Records shown -
# # # # # # #
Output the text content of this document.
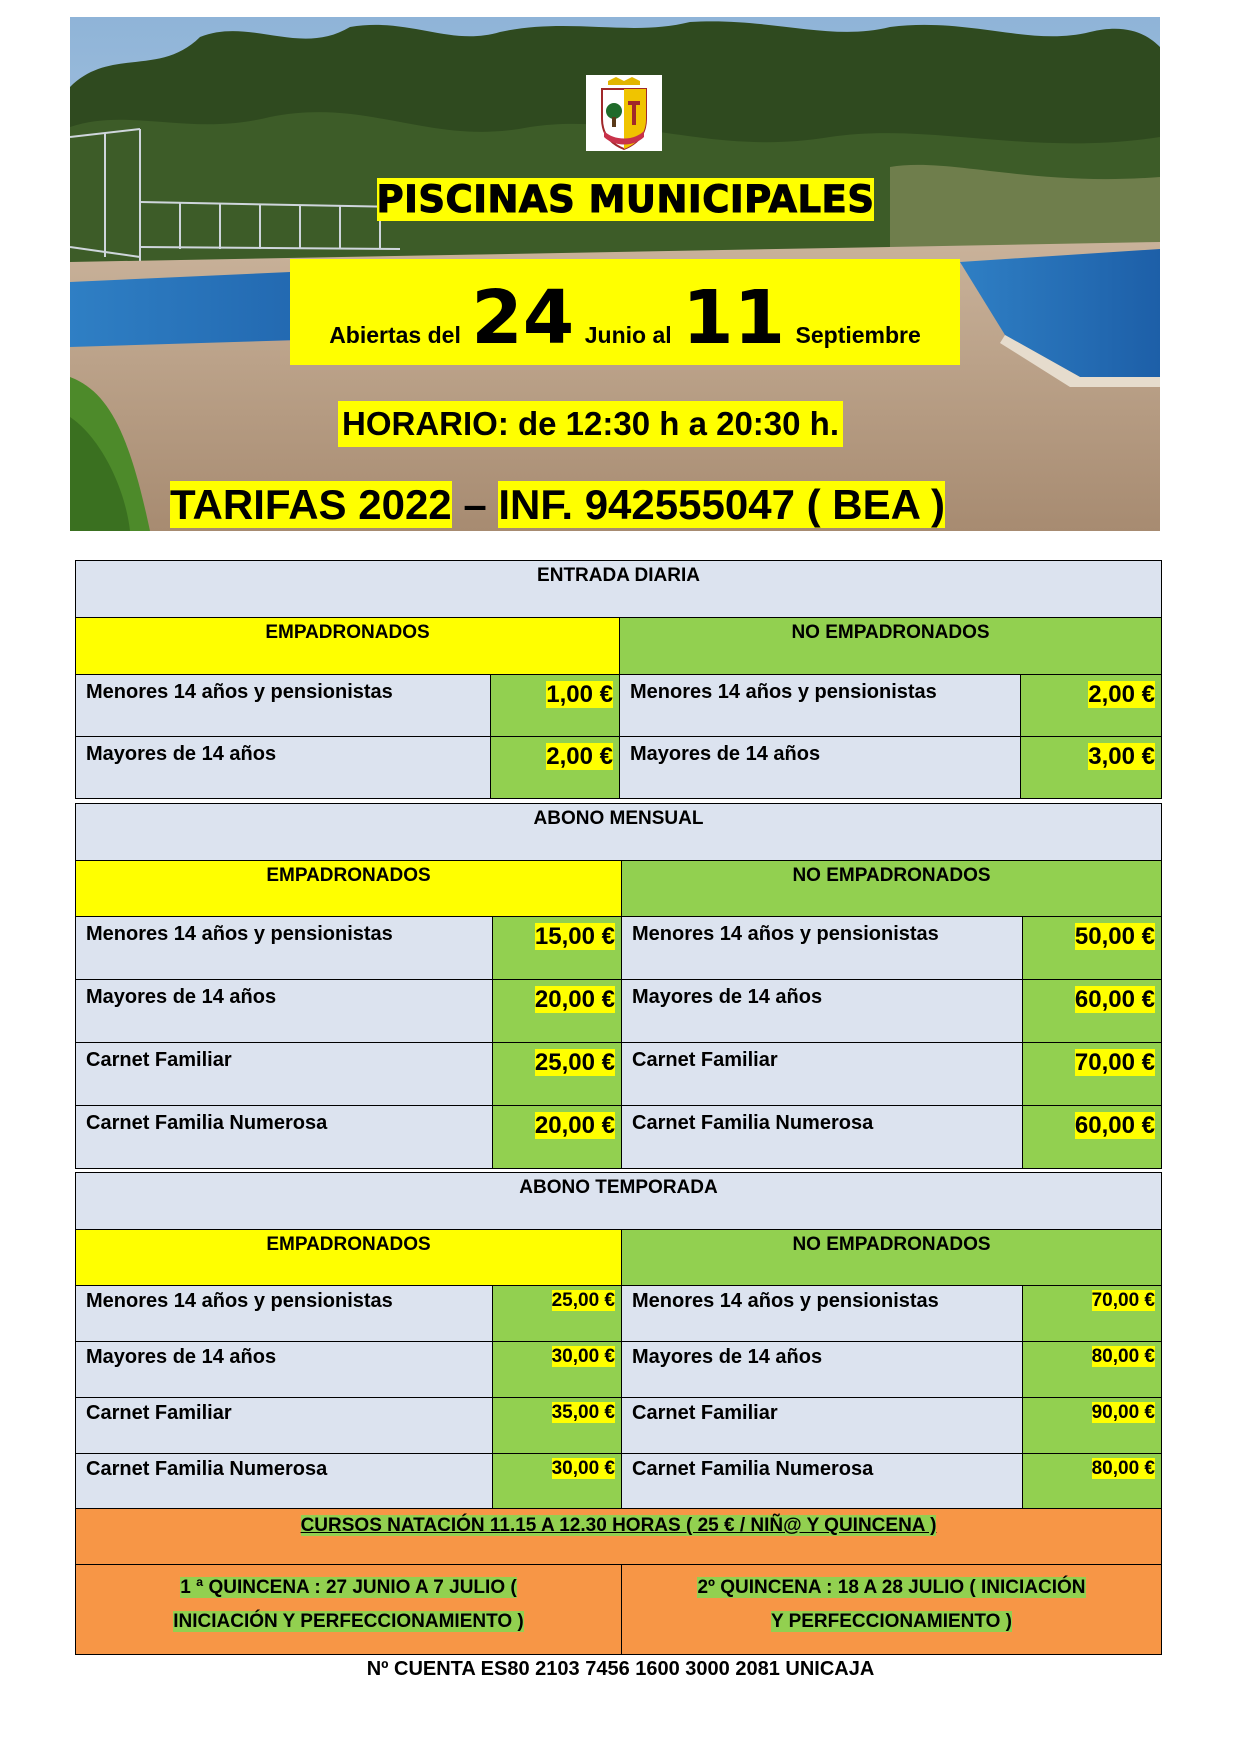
PISCINAS MUNICIPALES
Abiertas del 24 Junio al 11 Septiembre
HORARIO: de 12:30 h a 20:30 h.
TARIFAS 2022 – INF. 942555047 ( BEA )
ENTRADA DIARIA
EMPADRONADOS	NO EMPADRONADOS
Menores 14 años y pensionistas	1,00 € Menores 14 años y pensionistas	2,00 €
Mayores de 14 años	2,00 € Mayores de 14 años	3,00 €
ABONO MENSUAL
EMPADRONADOS	NO EMPADRONADOS
Menores 14 años y pensionistas	15,00 € Menores 14 años y pensionistas	50,00 €
Mayores de 14 años	20,00 € Mayores de 14 años	60,00 €
Carnet Familiar	25,00 € Carnet Familiar	70,00 €
Carnet Familia Numerosa	20,00 € Carnet Familia Numerosa	60,00 €
ABONO TEMPORADA
EMPADRONADOS	NO EMPADRONADOS
Menores 14 años y pensionistas	25,00 € Menores 14 años y pensionistas	70,00 €
Mayores de 14 años	30,00 € Mayores de 14 años	80,00 €
Carnet Familiar	35,00 € Carnet Familiar	90,00 €
Carnet Familia Numerosa	30,00 € Carnet Familia Numerosa	80,00 €
CURSOS NATACIÓN 11.15 A 12.30 HORAS ( 25 € / NIÑ@ Y QUINCENA )
1 ª QUINCENA : 27 JUNIO A 7 JULIO (
INICIACIÓN Y PERFECCIONAMIENTO )
2º QUINCENA : 18 A 28 JULIO ( INICIACIÓN
Y PERFECCIONAMIENTO )
Nº CUENTA ES80 2103 7456 1600 3000 2081 UNICAJA
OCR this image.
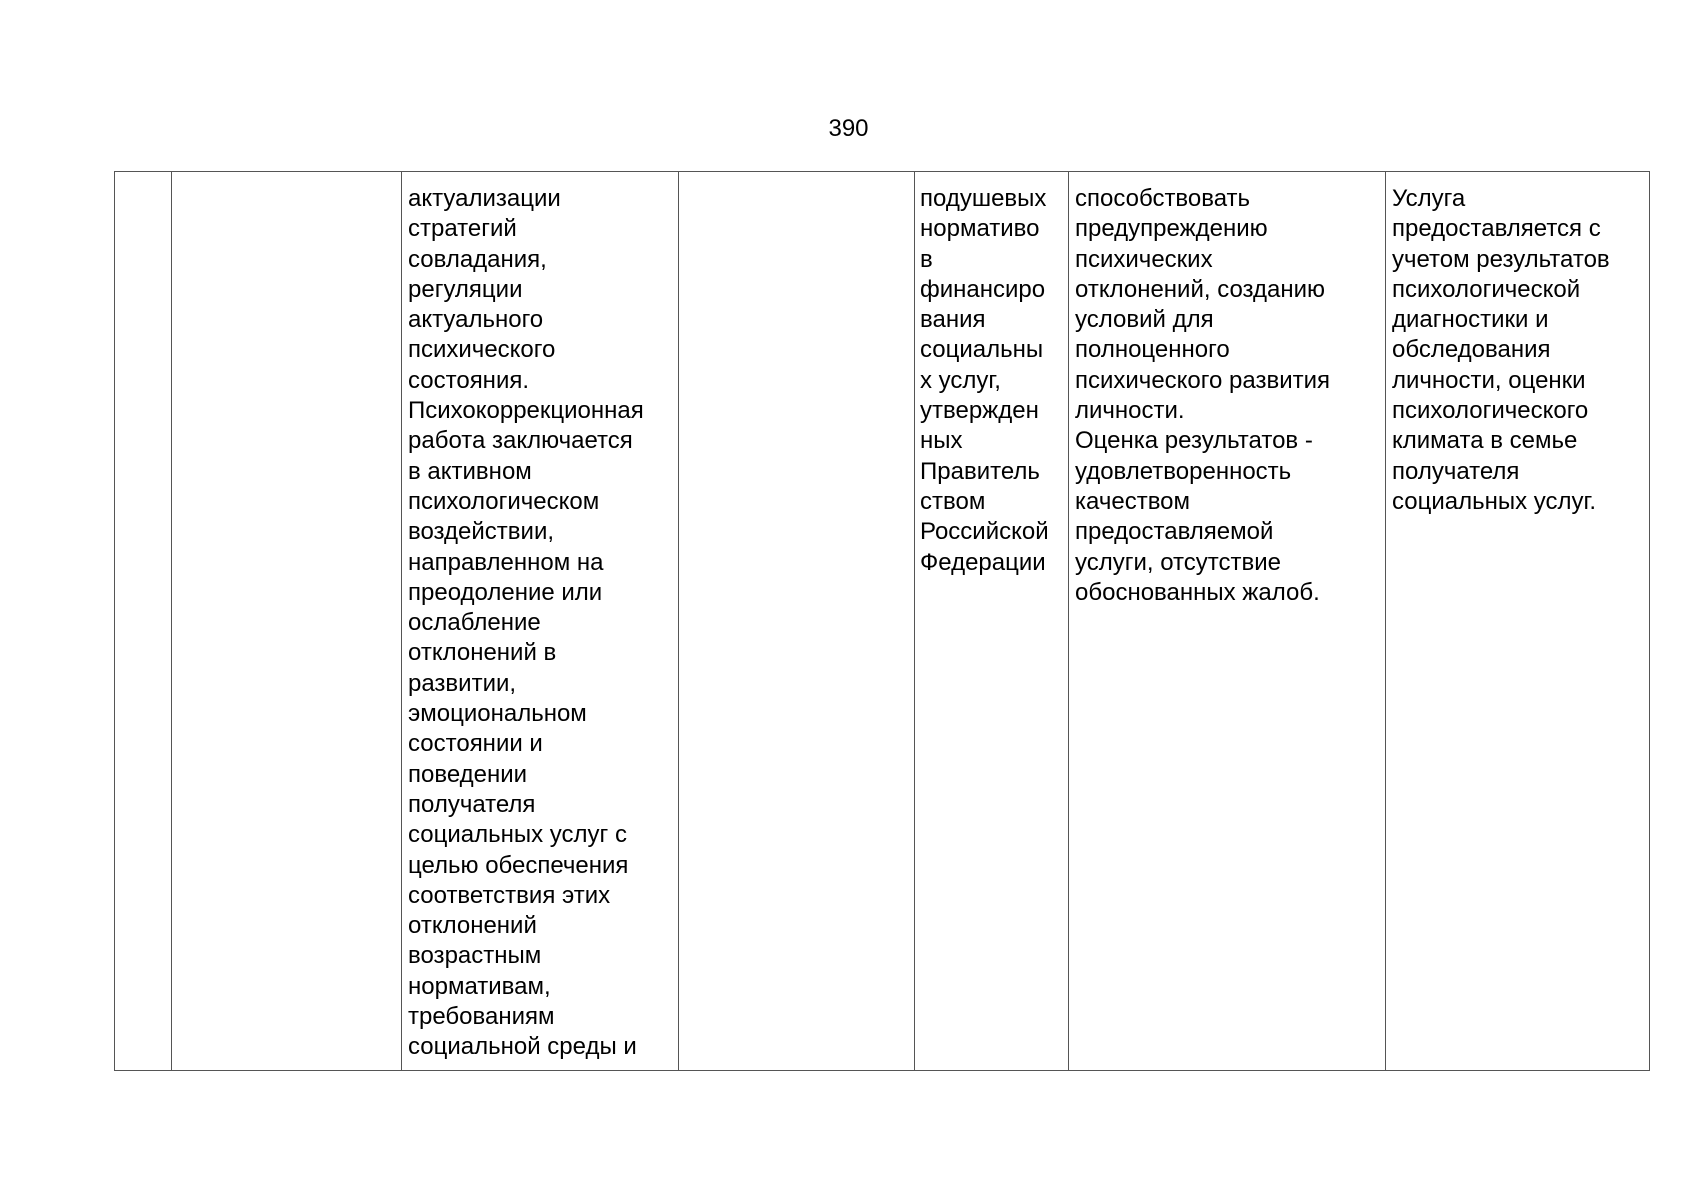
390
		актуализации
стратегий
совладания,
регуляции
актуального
психического
состояния.
Психокоррекционная
работа заключается
в активном
психологическом
воздействии,
направленном на
преодоление или
ослабление
отклонений в
развитии,
эмоциональном
состоянии и
поведении
получателя
социальных услуг с
целью обеспечения
соответствия этих
отклонений
возрастным
нормативам,
требованиям
социальной среды и		подушевых
нормативо
в
финансиро
вания
социальны
х услуг,
утвержден
ных
Правитель
ством
Российской
Федерации	способствовать
предупреждению
психических
отклонений, созданию
условий для
полноценного
психического развития
личности.
Оценка результатов -
удовлетворенность
качеством
предоставляемой
услуги, отсутствие
обоснованных жалоб.	Услуга
предоставляется с
учетом результатов
психологической
диагностики и
обследования
личности, оценки
психологического
климата в семье
получателя
социальных услуг.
# # # # # # #
Quote the records in their entirety, keeping the wording exact and excluding pictures.

Output the text content of this document.
PISCINAS MUNICIPALES
Abiertas del 24 Junio al 11 Septiembre
HORARIO: de 12:30 h a 20:30 h.
TARIFAS 2022 – INF. 942555047 ( BEA )
ENTRADA DIARIA
EMPADRONADOS	NO EMPADRONADOS
Menores 14 años y pensionistas	1,00 € Menores 14 años y pensionistas	2,00 €
Mayores de 14 años	2,00 € Mayores de 14 años	3,00 €
ABONO MENSUAL
EMPADRONADOS	NO EMPADRONADOS
Menores 14 años y pensionistas	15,00 € Menores 14 años y pensionistas	50,00 €
Mayores de 14 años	20,00 € Mayores de 14 años	60,00 €
Carnet Familiar	25,00 € Carnet Familiar	70,00 €
Carnet Familia Numerosa	20,00 € Carnet Familia Numerosa	60,00 €
ABONO TEMPORADA
EMPADRONADOS	NO EMPADRONADOS
Menores 14 años y pensionistas	25,00 € Menores 14 años y pensionistas	70,00 €
Mayores de 14 años	30,00 € Mayores de 14 años	80,00 €
Carnet Familiar	35,00 € Carnet Familiar	90,00 €
Carnet Familia Numerosa	30,00 € Carnet Familia Numerosa	80,00 €
CURSOS NATACIÓN 11.15 A 12.30 HORAS ( 25 € / NIÑ@ Y QUINCENA )
1 ª QUINCENA : 27 JUNIO A 7 JULIO (
INICIACIÓN Y PERFECCIONAMIENTO )
2º QUINCENA : 18 A 28 JULIO ( INICIACIÓN
Y PERFECCIONAMIENTO )
Nº CUENTA ES80 2103 7456 1600 3000 2081 UNICAJA
OCR this image.
390
		актуализации
стратегий
совладания,
регуляции
актуального
психического
состояния.
Психокоррекционная
работа заключается
в активном
психологическом
воздействии,
направленном на
преодоление или
ослабление
отклонений в
развитии,
эмоциональном
состоянии и
поведении
получателя
социальных услуг с
целью обеспечения
соответствия этих
отклонений
возрастным
нормативам,
требованиям
социальной среды и		подушевых
нормативо
в
финансиро
вания
социальны
х услуг,
утвержден
ных
Правитель
ством
Российской
Федерации	способствовать
предупреждению
психических
отклонений, созданию
условий для
полноценного
психического развития
личности.
Оценка результатов -
удовлетворенность
качеством
предоставляемой
услуги, отсутствие
обоснованных жалоб.	Услуга
предоставляется с
учетом результатов
психологической
диагностики и
обследования
личности, оценки
психологического
климата в семье
получателя
социальных услуг.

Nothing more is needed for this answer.